Given request => Leave out the images; return the rest of the data exactly.

-- -- --

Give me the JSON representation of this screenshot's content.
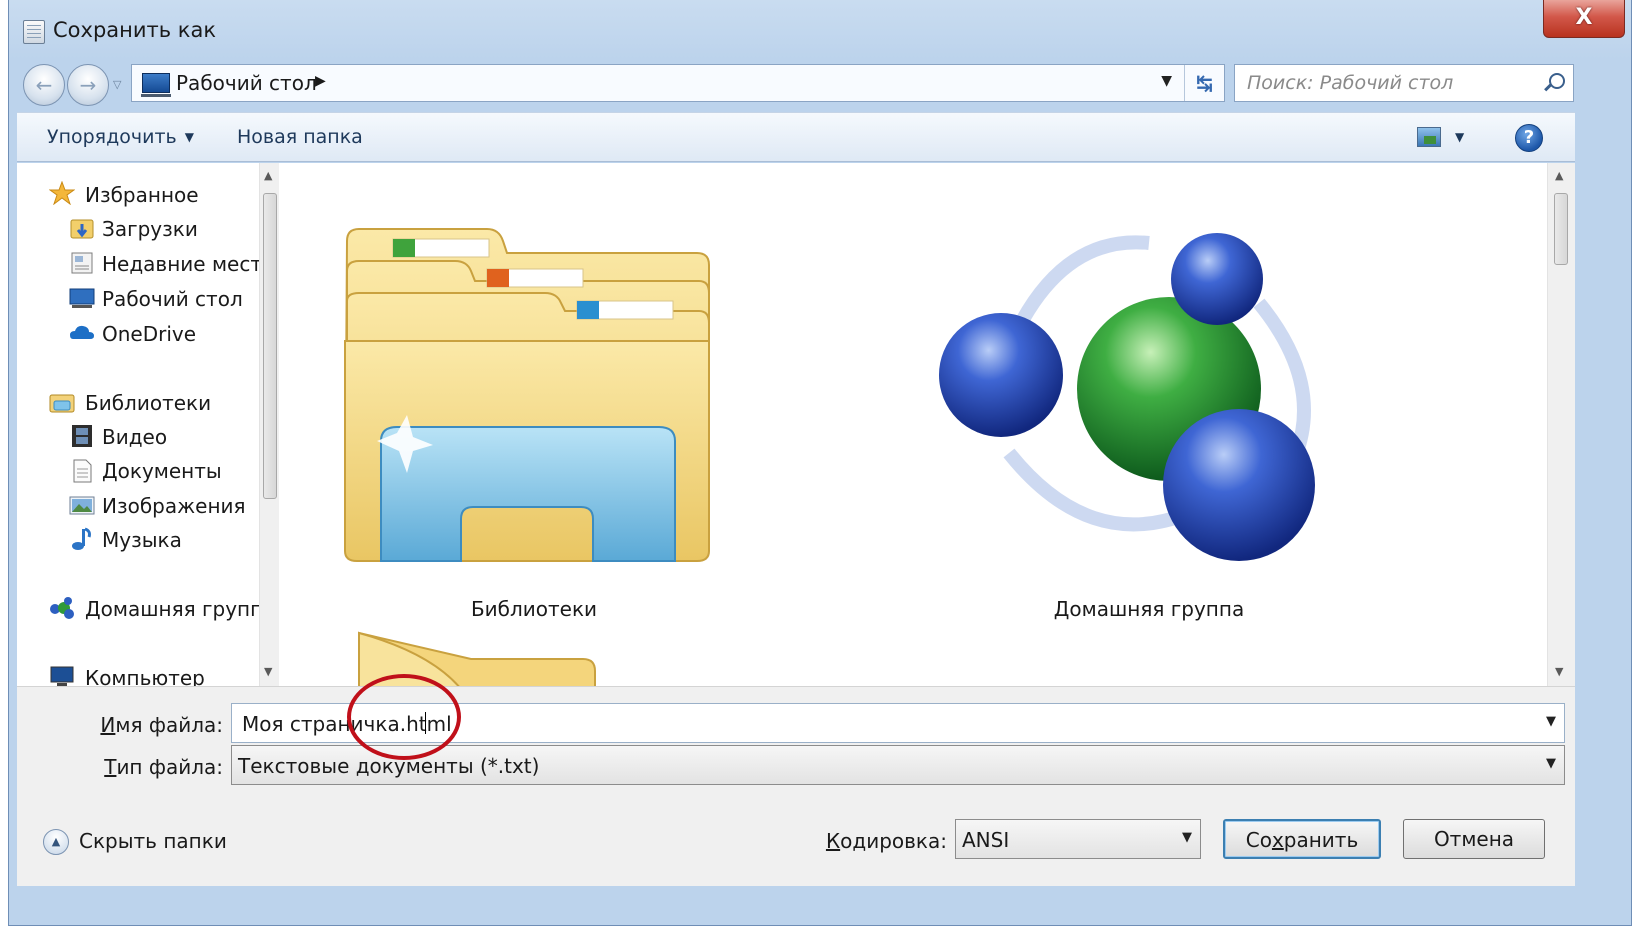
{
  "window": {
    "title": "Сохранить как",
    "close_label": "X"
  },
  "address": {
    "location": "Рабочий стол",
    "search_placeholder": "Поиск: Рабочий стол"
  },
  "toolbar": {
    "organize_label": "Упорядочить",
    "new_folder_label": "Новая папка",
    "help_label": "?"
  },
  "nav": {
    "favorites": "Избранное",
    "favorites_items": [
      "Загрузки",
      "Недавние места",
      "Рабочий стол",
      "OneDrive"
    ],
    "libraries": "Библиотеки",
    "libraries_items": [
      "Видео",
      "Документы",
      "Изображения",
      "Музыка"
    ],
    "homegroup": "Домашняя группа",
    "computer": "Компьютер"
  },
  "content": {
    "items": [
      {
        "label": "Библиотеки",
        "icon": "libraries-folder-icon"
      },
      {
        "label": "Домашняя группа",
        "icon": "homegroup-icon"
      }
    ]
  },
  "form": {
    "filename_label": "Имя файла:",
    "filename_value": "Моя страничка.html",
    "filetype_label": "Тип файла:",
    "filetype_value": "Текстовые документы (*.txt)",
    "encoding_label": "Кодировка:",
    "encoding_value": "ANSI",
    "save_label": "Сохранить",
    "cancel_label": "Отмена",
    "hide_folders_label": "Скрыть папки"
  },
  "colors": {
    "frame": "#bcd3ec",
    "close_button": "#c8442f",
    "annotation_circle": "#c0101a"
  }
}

-- -- --

Completed exercise =>
Give me the JSON representation of this screenshot's content.
{
  "window": {
    "title": "Сохранить как",
    "close_label": "X"
  },
  "address": {
    "location": "Рабочий стол",
    "search_placeholder": "Поиск: Рабочий стол"
  },
  "toolbar": {
    "organize_label": "Упорядочить",
    "new_folder_label": "Новая папка",
    "help_label": "?"
  },
  "nav": {
    "favorites": "Избранное",
    "favorites_items": [
      "Загрузки",
      "Недавние места",
      "Рабочий стол",
      "OneDrive"
    ],
    "libraries": "Библиотеки",
    "libraries_items": [
      "Видео",
      "Документы",
      "Изображения",
      "Музыка"
    ],
    "homegroup": "Домашняя группа",
    "computer": "Компьютер"
  },
  "content": {
    "items": [
      {
        "label": "Библиотеки",
        "icon": "libraries-folder-icon"
      },
      {
        "label": "Домашняя группа",
        "icon": "homegroup-icon"
      }
    ]
  },
  "form": {
    "filename_label": "Имя файла:",
    "filename_value": "Моя страничка.html",
    "filetype_label": "Тип файла:",
    "filetype_value": "Текстовые документы (*.txt)",
    "encoding_label": "Кодировка:",
    "encoding_value": "ANSI",
    "save_label": "Сохранить",
    "cancel_label": "Отмена",
    "hide_folders_label": "Скрыть папки"
  },
  "colors": {
    "frame": "#bcd3ec",
    "close_button": "#c8442f",
    "annotation_circle": "#c0101a"
  }
}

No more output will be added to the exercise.